Material supplied:
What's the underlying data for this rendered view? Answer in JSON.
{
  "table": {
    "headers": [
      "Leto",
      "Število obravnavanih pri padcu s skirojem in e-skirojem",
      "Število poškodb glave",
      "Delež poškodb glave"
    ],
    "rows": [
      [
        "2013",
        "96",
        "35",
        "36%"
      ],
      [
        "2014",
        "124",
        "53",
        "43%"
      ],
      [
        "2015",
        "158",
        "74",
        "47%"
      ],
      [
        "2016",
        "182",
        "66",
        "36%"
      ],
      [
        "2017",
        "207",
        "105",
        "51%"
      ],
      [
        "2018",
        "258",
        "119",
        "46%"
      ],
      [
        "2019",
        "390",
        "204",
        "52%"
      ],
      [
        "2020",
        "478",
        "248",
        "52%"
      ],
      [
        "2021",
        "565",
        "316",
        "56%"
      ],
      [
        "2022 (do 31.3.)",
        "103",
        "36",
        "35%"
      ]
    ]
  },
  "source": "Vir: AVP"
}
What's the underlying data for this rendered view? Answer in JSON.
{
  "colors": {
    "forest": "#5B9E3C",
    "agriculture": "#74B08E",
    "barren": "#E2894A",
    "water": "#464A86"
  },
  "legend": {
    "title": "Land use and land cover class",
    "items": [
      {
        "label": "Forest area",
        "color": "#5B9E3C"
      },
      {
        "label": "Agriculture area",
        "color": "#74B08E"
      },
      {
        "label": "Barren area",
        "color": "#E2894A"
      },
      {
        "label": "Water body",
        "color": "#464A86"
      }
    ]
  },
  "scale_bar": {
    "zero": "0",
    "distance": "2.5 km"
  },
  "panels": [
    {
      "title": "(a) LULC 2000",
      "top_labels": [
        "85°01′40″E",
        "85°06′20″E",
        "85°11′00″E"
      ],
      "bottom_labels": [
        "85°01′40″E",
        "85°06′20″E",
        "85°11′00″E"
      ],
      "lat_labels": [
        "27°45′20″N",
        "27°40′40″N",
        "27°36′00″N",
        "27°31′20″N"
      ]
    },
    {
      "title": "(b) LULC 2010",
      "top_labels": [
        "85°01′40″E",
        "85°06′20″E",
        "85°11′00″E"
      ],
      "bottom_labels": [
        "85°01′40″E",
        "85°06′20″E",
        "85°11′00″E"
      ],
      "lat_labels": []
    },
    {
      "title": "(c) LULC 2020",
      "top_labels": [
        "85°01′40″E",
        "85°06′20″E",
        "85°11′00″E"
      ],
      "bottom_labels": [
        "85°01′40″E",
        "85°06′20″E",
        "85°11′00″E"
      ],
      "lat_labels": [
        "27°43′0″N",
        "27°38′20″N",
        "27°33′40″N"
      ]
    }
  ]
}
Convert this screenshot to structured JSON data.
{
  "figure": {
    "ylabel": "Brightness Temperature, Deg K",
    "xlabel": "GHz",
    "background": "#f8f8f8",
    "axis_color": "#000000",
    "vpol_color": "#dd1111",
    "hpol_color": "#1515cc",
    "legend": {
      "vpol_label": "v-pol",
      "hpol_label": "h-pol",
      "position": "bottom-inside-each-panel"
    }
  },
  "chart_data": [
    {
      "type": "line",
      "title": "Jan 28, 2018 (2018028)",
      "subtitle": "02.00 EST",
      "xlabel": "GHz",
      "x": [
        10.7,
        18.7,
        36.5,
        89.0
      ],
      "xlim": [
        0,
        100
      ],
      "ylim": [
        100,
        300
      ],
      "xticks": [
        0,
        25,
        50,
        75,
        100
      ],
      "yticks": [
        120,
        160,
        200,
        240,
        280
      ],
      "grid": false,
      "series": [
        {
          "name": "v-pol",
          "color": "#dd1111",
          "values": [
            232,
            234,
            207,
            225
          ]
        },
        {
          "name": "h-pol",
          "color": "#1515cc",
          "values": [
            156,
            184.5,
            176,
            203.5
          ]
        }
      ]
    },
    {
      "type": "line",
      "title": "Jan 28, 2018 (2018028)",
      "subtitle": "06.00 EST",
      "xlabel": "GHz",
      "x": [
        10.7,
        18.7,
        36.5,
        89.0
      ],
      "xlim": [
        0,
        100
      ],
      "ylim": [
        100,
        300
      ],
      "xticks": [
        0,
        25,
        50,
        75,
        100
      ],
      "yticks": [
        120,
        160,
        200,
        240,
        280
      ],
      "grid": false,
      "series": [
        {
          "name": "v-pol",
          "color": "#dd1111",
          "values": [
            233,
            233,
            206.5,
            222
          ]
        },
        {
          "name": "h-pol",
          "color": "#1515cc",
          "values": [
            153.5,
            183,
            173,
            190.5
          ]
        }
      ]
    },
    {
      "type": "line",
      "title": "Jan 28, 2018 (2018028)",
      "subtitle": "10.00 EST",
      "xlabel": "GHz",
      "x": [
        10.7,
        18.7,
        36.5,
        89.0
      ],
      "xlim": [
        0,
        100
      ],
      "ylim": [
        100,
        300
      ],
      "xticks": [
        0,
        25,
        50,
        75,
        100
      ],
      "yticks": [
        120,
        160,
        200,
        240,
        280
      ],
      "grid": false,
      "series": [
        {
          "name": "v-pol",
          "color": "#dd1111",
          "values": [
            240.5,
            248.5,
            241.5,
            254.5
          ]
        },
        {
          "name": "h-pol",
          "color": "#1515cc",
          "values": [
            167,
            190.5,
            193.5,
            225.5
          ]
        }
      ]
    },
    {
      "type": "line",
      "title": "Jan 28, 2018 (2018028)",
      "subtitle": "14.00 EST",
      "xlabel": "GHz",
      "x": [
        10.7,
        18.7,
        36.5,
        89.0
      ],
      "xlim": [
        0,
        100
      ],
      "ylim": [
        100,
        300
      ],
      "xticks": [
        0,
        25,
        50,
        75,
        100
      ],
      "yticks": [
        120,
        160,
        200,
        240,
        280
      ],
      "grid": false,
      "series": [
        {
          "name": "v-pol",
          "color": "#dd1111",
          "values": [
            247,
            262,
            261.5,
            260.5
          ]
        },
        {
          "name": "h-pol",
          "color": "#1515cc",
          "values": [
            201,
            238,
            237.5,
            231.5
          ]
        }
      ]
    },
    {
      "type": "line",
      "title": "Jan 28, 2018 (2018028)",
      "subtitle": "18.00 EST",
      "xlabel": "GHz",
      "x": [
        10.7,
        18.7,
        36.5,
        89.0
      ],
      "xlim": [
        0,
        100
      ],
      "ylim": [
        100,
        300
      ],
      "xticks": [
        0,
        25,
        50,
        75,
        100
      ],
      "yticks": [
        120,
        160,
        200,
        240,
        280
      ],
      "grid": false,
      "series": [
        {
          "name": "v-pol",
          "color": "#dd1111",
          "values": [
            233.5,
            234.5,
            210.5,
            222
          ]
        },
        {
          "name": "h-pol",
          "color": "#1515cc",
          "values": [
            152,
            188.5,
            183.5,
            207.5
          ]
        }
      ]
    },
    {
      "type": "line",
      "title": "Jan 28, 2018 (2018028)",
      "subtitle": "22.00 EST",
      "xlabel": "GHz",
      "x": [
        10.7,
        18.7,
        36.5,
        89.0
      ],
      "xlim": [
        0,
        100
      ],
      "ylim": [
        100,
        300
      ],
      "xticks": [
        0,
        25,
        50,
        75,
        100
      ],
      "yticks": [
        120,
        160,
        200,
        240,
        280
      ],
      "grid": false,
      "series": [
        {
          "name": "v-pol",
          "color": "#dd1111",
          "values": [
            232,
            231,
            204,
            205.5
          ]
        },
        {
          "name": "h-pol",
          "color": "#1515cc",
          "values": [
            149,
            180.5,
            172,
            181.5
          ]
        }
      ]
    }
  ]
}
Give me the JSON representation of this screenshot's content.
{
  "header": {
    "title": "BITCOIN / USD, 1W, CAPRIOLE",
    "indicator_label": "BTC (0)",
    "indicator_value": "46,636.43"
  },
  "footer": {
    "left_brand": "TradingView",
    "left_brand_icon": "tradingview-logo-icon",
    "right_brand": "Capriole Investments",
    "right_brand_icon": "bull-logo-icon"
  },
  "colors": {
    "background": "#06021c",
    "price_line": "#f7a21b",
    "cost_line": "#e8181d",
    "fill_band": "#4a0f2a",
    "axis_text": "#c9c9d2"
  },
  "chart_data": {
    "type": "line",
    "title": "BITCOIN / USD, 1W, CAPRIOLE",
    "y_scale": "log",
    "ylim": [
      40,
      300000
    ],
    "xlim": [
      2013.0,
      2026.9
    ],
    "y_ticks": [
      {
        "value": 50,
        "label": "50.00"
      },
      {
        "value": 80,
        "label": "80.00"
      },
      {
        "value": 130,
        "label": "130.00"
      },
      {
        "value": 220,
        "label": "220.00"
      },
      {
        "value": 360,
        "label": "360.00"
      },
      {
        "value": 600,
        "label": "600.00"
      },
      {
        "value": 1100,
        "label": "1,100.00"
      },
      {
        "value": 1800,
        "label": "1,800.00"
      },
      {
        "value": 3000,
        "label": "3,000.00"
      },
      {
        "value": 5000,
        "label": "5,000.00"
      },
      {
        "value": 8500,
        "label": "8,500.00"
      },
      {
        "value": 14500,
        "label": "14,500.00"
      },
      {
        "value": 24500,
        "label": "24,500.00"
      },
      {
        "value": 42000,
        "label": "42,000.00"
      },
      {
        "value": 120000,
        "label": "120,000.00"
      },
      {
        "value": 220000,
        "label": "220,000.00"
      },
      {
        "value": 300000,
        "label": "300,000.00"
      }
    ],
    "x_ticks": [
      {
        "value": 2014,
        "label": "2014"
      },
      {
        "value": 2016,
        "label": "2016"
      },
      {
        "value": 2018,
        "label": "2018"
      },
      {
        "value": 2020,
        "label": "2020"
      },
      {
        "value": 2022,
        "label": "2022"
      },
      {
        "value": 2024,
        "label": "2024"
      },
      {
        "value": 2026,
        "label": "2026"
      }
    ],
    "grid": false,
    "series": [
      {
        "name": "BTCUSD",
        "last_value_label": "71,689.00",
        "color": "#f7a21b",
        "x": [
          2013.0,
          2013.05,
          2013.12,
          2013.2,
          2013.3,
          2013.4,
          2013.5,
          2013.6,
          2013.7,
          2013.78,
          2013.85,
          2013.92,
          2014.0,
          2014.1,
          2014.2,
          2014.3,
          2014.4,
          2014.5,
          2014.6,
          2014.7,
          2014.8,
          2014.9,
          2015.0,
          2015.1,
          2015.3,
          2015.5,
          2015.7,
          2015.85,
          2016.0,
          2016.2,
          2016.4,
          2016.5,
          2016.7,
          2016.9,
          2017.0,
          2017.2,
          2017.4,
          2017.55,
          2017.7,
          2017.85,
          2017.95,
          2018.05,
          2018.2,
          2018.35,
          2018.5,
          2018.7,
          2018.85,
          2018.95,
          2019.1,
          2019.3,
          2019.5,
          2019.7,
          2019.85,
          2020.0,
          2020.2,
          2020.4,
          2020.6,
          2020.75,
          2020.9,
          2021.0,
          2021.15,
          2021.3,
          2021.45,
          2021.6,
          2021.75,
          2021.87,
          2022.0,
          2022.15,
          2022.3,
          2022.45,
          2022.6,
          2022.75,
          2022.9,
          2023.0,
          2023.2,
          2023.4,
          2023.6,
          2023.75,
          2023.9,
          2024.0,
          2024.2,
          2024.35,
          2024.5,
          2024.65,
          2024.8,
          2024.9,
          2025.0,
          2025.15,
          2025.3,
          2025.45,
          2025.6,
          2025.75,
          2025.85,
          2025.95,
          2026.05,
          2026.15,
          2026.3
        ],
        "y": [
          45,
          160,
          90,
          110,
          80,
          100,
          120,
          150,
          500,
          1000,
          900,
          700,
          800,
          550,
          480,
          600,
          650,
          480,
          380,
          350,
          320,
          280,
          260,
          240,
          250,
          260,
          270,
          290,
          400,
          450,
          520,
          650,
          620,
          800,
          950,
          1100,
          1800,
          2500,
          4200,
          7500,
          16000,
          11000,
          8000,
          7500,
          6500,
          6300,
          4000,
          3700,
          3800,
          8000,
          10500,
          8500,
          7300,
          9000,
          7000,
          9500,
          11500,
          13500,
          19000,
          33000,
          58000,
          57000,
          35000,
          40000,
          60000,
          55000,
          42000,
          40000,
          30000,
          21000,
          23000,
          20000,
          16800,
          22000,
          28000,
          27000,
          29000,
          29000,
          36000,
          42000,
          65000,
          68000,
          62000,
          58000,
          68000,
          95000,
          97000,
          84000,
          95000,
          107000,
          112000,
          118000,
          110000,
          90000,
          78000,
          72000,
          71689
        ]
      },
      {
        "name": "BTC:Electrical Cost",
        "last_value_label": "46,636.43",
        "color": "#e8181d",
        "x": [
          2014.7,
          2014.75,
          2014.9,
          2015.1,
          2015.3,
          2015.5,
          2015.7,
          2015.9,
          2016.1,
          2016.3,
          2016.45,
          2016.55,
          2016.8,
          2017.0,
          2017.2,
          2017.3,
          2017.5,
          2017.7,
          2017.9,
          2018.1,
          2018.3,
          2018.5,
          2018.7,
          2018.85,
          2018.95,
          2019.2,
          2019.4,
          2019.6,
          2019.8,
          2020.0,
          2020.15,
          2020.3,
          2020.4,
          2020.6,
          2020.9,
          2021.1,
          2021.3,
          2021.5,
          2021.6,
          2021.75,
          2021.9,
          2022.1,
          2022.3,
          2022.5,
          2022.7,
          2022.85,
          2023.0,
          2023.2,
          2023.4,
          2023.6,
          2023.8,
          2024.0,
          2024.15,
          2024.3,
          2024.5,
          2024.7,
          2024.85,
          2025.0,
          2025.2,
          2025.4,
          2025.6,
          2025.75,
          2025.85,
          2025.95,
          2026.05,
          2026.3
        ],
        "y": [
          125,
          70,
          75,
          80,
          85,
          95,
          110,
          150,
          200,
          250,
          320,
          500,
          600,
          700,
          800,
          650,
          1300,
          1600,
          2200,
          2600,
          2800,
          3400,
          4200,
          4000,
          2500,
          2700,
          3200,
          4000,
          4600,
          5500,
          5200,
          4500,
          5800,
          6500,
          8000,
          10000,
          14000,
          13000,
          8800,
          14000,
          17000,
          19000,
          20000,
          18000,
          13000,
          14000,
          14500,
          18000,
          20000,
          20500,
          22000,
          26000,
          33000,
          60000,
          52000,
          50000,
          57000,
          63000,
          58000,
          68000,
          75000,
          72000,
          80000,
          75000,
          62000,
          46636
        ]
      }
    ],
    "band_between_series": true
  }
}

Set problem:
From the listing above, copy every line that includes the word "Število".

Result of the task:
      "Število obravnavanih pri padcu s skirojem in e-skirojem",
      "Število poškodb glave",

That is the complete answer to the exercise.